» Description of the task
Retype the whole listing verbatim and keep the pictures out of it.

» Figure data in JSON
= = = = =
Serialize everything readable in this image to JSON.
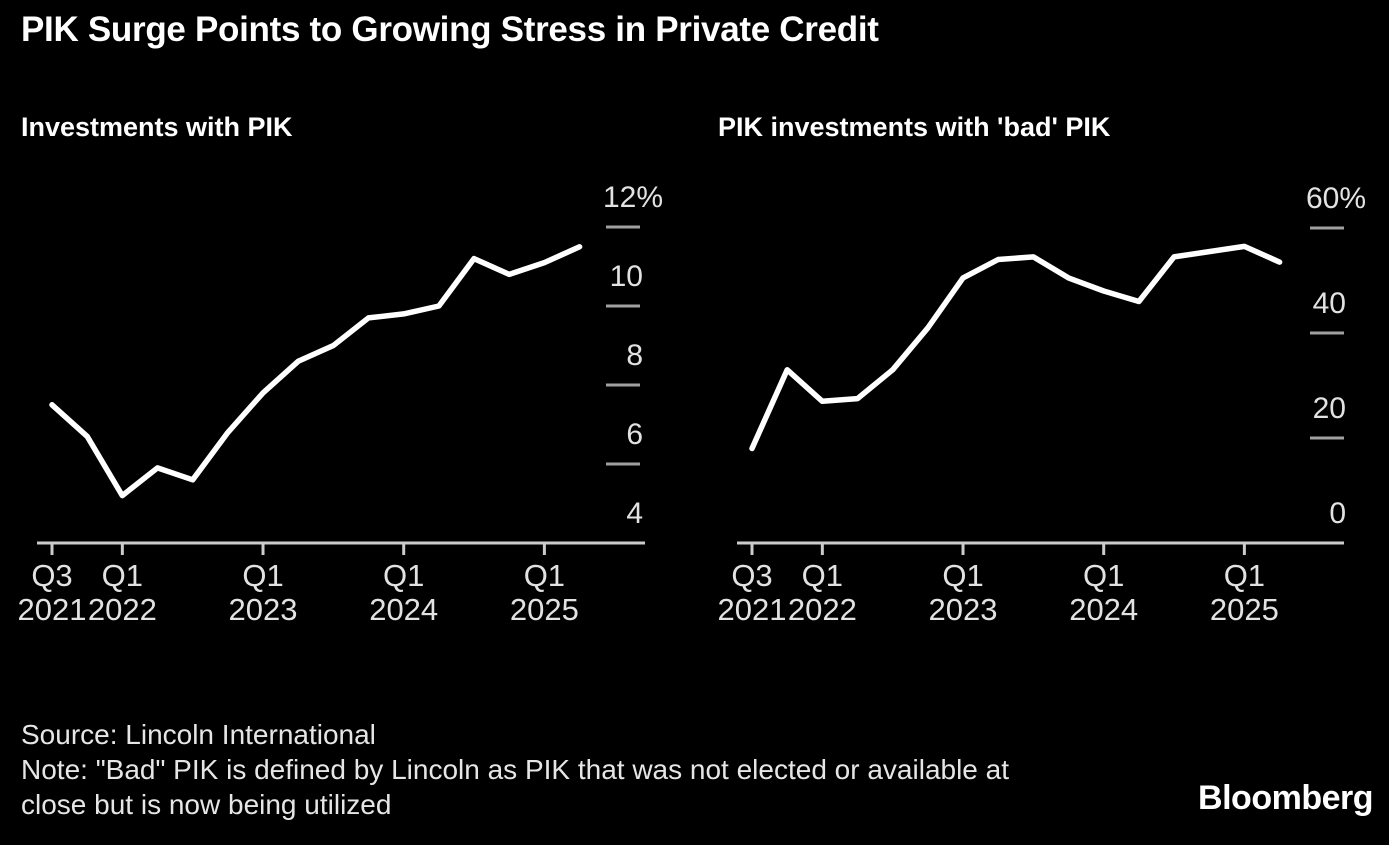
{
  "title": "PIK Surge Points to Growing Stress in Private Credit",
  "footer": {
    "source_line": "Source: Lincoln International",
    "note_line": "Note: \"Bad\" PIK is defined by Lincoln as PIK that was not elected or available at close but is now being utilized"
  },
  "logo_text": "Bloomberg",
  "colors": {
    "background": "#000000",
    "series_line": "#ffffff",
    "axis_line": "#cccccc",
    "tick_mark": "#a0a0a0",
    "axis_label": "#e2e2e2",
    "title_text": "#ffffff"
  },
  "chart_data": [
    {
      "type": "line",
      "title": "Investments with PIK",
      "legend": "none",
      "grid": "off",
      "x": [
        "Q3 2021",
        "Q4 2021",
        "Q1 2022",
        "Q2 2022",
        "Q3 2022",
        "Q4 2022",
        "Q1 2023",
        "Q2 2023",
        "Q3 2023",
        "Q4 2023",
        "Q1 2024",
        "Q2 2024",
        "Q3 2024",
        "Q4 2024",
        "Q1 2025",
        "Q2 2025"
      ],
      "values": [
        7.5,
        6.7,
        5.2,
        5.9,
        5.6,
        6.8,
        7.8,
        8.6,
        9.0,
        9.7,
        9.8,
        10.0,
        11.2,
        10.8,
        11.1,
        11.5
      ],
      "unit": "%",
      "ylim": [
        4,
        12
      ],
      "y_axis_side": "right",
      "y_ticks": [
        {
          "value": 12,
          "label": "12%"
        },
        {
          "value": 10,
          "label": "10"
        },
        {
          "value": 8,
          "label": "8"
        },
        {
          "value": 6,
          "label": "6"
        },
        {
          "value": 4,
          "label": "4"
        }
      ],
      "x_ticks": [
        {
          "index": 0,
          "line1": "Q3",
          "line2": "2021"
        },
        {
          "index": 2,
          "line1": "Q1",
          "line2": "2022"
        },
        {
          "index": 6,
          "line1": "Q1",
          "line2": "2023"
        },
        {
          "index": 10,
          "line1": "Q1",
          "line2": "2024"
        },
        {
          "index": 14,
          "line1": "Q1",
          "line2": "2025"
        }
      ]
    },
    {
      "type": "line",
      "title": "PIK investments with 'bad' PIK",
      "legend": "none",
      "grid": "off",
      "x": [
        "Q3 2021",
        "Q4 2021",
        "Q1 2022",
        "Q2 2022",
        "Q3 2022",
        "Q4 2022",
        "Q1 2023",
        "Q2 2023",
        "Q3 2023",
        "Q4 2023",
        "Q1 2024",
        "Q2 2024",
        "Q3 2024",
        "Q4 2024",
        "Q1 2025",
        "Q2 2025"
      ],
      "values": [
        18,
        33,
        27,
        27.5,
        33,
        41,
        50.5,
        54,
        54.5,
        50.5,
        48,
        46,
        54.5,
        55.5,
        56.5,
        53.5
      ],
      "unit": "%",
      "ylim": [
        0,
        60
      ],
      "y_axis_side": "right",
      "y_ticks": [
        {
          "value": 60,
          "label": "60%"
        },
        {
          "value": 40,
          "label": "40"
        },
        {
          "value": 20,
          "label": "20"
        },
        {
          "value": 0,
          "label": "0"
        }
      ],
      "x_ticks": [
        {
          "index": 0,
          "line1": "Q3",
          "line2": "2021"
        },
        {
          "index": 2,
          "line1": "Q1",
          "line2": "2022"
        },
        {
          "index": 6,
          "line1": "Q1",
          "line2": "2023"
        },
        {
          "index": 10,
          "line1": "Q1",
          "line2": "2024"
        },
        {
          "index": 14,
          "line1": "Q1",
          "line2": "2025"
        }
      ]
    }
  ]
}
= = = = =
» Exercise output
Serialize everything readable in this image to JSON.
{
  "title": "PIK Surge Points to Growing Stress in Private Credit",
  "footer": {
    "source_line": "Source: Lincoln International",
    "note_line": "Note: \"Bad\" PIK is defined by Lincoln as PIK that was not elected or available at close but is now being utilized"
  },
  "logo_text": "Bloomberg",
  "colors": {
    "background": "#000000",
    "series_line": "#ffffff",
    "axis_line": "#cccccc",
    "tick_mark": "#a0a0a0",
    "axis_label": "#e2e2e2",
    "title_text": "#ffffff"
  },
  "chart_data": [
    {
      "type": "line",
      "title": "Investments with PIK",
      "legend": "none",
      "grid": "off",
      "x": [
        "Q3 2021",
        "Q4 2021",
        "Q1 2022",
        "Q2 2022",
        "Q3 2022",
        "Q4 2022",
        "Q1 2023",
        "Q2 2023",
        "Q3 2023",
        "Q4 2023",
        "Q1 2024",
        "Q2 2024",
        "Q3 2024",
        "Q4 2024",
        "Q1 2025",
        "Q2 2025"
      ],
      "values": [
        7.5,
        6.7,
        5.2,
        5.9,
        5.6,
        6.8,
        7.8,
        8.6,
        9.0,
        9.7,
        9.8,
        10.0,
        11.2,
        10.8,
        11.1,
        11.5
      ],
      "unit": "%",
      "ylim": [
        4,
        12
      ],
      "y_axis_side": "right",
      "y_ticks": [
        {
          "value": 12,
          "label": "12%"
        },
        {
          "value": 10,
          "label": "10"
        },
        {
          "value": 8,
          "label": "8"
        },
        {
          "value": 6,
          "label": "6"
        },
        {
          "value": 4,
          "label": "4"
        }
      ],
      "x_ticks": [
        {
          "index": 0,
          "line1": "Q3",
          "line2": "2021"
        },
        {
          "index": 2,
          "line1": "Q1",
          "line2": "2022"
        },
        {
          "index": 6,
          "line1": "Q1",
          "line2": "2023"
        },
        {
          "index": 10,
          "line1": "Q1",
          "line2": "2024"
        },
        {
          "index": 14,
          "line1": "Q1",
          "line2": "2025"
        }
      ]
    },
    {
      "type": "line",
      "title": "PIK investments with 'bad' PIK",
      "legend": "none",
      "grid": "off",
      "x": [
        "Q3 2021",
        "Q4 2021",
        "Q1 2022",
        "Q2 2022",
        "Q3 2022",
        "Q4 2022",
        "Q1 2023",
        "Q2 2023",
        "Q3 2023",
        "Q4 2023",
        "Q1 2024",
        "Q2 2024",
        "Q3 2024",
        "Q4 2024",
        "Q1 2025",
        "Q2 2025"
      ],
      "values": [
        18,
        33,
        27,
        27.5,
        33,
        41,
        50.5,
        54,
        54.5,
        50.5,
        48,
        46,
        54.5,
        55.5,
        56.5,
        53.5
      ],
      "unit": "%",
      "ylim": [
        0,
        60
      ],
      "y_axis_side": "right",
      "y_ticks": [
        {
          "value": 60,
          "label": "60%"
        },
        {
          "value": 40,
          "label": "40"
        },
        {
          "value": 20,
          "label": "20"
        },
        {
          "value": 0,
          "label": "0"
        }
      ],
      "x_ticks": [
        {
          "index": 0,
          "line1": "Q3",
          "line2": "2021"
        },
        {
          "index": 2,
          "line1": "Q1",
          "line2": "2022"
        },
        {
          "index": 6,
          "line1": "Q1",
          "line2": "2023"
        },
        {
          "index": 10,
          "line1": "Q1",
          "line2": "2024"
        },
        {
          "index": 14,
          "line1": "Q1",
          "line2": "2025"
        }
      ]
    }
  ]
}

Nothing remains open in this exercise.